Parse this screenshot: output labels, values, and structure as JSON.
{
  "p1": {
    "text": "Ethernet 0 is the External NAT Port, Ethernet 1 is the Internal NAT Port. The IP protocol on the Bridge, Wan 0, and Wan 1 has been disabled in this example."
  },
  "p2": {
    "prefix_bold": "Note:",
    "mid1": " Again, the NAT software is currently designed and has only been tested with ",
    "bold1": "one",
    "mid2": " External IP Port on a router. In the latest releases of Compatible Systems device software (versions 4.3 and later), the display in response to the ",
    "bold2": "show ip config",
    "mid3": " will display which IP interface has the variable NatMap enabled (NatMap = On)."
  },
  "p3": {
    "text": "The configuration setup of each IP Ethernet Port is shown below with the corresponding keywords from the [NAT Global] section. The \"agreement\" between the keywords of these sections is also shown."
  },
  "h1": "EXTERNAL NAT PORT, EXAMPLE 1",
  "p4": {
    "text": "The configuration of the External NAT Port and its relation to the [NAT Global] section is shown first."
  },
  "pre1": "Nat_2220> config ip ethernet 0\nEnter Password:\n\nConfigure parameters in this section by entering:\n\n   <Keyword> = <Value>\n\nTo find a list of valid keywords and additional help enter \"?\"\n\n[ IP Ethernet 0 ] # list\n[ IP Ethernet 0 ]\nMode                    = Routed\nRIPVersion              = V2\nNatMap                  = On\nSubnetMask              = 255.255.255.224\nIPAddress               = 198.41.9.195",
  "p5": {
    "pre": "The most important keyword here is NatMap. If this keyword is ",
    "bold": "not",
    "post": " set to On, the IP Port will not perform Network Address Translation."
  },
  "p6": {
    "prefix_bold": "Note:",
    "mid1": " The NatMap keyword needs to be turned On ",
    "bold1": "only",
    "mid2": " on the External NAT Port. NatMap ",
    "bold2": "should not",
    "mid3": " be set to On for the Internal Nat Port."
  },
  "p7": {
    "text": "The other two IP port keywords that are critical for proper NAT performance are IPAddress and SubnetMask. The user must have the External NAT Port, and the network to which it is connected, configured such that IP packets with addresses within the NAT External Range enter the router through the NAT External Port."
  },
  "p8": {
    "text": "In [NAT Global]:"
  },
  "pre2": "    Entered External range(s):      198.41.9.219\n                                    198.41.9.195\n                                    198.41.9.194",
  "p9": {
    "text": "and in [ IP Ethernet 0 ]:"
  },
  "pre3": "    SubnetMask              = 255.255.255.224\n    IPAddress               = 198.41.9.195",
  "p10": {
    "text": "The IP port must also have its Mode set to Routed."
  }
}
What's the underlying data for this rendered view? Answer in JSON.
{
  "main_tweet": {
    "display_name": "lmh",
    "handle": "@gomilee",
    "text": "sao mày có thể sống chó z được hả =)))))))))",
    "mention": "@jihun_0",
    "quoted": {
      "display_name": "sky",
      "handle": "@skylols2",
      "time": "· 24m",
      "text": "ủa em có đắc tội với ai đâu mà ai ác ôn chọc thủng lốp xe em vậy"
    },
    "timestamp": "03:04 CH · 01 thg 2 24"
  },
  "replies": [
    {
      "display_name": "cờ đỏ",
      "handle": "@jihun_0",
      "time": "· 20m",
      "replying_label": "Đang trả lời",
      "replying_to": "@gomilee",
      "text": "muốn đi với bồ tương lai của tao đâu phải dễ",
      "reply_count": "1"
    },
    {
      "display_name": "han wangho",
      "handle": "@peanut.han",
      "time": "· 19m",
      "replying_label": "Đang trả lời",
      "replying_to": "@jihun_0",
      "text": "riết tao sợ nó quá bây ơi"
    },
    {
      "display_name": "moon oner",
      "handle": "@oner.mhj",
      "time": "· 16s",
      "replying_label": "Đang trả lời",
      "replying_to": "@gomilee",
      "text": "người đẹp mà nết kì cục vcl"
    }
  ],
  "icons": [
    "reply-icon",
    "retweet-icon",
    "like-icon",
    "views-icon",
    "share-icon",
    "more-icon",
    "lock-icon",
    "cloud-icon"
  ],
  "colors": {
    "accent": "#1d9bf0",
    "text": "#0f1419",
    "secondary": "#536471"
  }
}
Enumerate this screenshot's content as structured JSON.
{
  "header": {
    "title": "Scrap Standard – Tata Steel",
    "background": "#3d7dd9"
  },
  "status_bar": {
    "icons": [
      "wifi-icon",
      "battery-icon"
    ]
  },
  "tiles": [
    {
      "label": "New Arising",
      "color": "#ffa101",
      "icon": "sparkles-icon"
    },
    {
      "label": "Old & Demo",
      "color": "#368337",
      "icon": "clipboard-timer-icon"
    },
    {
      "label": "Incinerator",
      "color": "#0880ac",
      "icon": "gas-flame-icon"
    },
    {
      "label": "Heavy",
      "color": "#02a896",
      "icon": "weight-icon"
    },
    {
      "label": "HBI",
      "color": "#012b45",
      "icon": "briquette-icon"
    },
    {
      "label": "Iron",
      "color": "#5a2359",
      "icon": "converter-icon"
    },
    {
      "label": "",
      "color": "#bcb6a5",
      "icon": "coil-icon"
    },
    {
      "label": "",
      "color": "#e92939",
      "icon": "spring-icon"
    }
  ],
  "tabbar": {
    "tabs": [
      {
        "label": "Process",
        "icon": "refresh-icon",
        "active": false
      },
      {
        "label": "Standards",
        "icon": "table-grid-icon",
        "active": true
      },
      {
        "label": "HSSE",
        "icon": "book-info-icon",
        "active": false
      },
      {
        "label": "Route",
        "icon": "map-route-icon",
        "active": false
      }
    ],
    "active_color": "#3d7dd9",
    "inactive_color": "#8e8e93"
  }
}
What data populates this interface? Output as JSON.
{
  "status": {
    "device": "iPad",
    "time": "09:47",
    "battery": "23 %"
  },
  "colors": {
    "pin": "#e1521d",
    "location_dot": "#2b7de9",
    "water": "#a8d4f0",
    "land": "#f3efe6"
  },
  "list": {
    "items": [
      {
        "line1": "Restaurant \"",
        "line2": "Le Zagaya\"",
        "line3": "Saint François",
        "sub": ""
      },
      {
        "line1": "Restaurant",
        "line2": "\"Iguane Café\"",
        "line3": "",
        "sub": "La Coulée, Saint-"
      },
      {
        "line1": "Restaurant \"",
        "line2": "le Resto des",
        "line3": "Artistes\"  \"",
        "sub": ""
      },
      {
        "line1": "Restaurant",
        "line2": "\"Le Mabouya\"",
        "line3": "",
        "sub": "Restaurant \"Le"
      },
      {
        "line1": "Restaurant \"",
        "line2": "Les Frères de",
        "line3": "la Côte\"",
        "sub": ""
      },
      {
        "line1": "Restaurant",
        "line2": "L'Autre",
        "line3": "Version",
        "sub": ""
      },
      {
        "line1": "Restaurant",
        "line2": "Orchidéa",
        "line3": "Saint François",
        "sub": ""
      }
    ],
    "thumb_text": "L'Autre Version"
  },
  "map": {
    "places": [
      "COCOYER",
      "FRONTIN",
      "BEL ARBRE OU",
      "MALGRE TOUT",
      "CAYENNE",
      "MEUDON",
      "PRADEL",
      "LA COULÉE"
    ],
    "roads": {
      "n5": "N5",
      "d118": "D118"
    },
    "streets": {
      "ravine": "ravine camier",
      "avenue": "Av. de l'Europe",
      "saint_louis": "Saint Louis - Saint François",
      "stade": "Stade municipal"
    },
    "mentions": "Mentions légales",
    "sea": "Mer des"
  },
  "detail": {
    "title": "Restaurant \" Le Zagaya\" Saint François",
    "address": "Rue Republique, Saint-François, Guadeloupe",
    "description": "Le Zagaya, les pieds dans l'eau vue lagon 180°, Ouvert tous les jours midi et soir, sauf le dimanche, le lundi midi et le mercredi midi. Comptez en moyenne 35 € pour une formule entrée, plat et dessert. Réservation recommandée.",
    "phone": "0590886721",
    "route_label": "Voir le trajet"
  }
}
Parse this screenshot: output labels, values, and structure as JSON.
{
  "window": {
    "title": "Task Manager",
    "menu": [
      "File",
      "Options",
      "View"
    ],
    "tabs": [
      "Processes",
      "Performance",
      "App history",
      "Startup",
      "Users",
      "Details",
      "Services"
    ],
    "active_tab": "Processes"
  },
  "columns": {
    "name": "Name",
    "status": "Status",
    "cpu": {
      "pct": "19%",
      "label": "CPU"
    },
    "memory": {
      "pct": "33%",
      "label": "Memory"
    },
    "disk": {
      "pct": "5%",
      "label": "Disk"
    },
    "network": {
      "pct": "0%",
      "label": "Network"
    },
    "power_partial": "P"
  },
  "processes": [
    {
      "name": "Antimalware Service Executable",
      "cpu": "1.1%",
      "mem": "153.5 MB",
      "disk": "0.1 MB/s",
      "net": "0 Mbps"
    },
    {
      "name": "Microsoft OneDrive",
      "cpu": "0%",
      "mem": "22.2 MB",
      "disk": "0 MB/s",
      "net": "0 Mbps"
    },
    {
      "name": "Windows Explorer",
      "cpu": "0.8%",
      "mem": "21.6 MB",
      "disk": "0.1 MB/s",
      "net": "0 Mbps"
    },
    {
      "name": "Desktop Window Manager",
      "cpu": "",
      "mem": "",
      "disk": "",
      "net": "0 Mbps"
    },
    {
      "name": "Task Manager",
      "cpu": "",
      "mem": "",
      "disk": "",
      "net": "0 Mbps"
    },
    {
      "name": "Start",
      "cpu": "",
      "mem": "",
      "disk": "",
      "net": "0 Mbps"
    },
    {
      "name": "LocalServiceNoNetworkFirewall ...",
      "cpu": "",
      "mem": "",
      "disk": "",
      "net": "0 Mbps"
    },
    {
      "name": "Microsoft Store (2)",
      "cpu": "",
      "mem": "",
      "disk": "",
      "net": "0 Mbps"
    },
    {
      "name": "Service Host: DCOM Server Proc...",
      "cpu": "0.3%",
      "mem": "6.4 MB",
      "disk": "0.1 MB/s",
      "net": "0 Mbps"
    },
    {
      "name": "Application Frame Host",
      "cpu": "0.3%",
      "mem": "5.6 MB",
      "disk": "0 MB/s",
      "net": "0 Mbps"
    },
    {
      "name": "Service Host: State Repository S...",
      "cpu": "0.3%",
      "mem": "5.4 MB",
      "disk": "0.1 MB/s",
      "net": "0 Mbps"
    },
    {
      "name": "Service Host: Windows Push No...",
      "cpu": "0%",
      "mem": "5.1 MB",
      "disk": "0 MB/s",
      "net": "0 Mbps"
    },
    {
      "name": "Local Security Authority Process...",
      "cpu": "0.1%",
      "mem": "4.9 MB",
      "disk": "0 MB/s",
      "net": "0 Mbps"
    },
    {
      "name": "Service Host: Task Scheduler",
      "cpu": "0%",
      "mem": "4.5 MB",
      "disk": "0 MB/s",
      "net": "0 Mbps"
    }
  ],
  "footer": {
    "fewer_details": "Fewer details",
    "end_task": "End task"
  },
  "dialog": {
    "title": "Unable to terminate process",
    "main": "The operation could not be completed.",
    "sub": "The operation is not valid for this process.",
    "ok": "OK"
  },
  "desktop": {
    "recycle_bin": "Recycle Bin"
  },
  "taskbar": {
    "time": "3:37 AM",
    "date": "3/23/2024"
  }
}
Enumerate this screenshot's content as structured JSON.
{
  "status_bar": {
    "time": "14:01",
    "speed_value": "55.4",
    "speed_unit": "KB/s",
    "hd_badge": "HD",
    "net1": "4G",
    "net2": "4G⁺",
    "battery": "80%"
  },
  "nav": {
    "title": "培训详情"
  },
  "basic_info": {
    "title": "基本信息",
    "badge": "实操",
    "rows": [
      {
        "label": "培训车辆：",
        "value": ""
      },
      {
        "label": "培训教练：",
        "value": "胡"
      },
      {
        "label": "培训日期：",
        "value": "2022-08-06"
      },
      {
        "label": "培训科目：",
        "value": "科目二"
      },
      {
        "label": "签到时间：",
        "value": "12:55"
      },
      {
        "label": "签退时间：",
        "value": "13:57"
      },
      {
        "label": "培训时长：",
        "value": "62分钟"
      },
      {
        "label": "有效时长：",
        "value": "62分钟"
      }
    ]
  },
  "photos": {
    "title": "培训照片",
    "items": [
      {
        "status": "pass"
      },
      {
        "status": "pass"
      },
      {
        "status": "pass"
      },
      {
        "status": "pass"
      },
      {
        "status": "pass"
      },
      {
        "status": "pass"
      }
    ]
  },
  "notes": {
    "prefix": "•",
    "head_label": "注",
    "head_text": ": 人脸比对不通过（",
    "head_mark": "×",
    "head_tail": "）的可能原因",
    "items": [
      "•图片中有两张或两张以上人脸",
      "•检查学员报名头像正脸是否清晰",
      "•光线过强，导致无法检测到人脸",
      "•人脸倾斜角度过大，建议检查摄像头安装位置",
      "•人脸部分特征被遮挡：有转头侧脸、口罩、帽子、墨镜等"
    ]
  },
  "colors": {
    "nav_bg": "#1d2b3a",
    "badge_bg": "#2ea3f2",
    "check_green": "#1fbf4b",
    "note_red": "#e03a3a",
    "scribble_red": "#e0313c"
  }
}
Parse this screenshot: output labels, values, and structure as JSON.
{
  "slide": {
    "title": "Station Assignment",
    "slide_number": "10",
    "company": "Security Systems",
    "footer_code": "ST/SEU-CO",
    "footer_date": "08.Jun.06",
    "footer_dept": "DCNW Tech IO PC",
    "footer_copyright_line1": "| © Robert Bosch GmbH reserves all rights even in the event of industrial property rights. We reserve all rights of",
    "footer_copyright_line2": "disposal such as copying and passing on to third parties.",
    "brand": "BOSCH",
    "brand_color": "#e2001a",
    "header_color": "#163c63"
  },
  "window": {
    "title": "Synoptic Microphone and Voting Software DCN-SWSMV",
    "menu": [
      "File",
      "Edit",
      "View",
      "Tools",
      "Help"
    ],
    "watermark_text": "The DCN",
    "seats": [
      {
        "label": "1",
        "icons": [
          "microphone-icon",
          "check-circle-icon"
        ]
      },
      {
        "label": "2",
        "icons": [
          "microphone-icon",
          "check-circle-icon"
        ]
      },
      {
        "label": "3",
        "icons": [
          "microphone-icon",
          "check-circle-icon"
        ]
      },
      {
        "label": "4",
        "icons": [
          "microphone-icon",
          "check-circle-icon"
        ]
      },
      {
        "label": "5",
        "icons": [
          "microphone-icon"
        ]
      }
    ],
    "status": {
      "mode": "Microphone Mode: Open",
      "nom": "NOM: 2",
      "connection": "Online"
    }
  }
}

* What to produce *
Look through the entries above and report the number of lines that contain "Manager". Write only the number.

* Complete answer *
3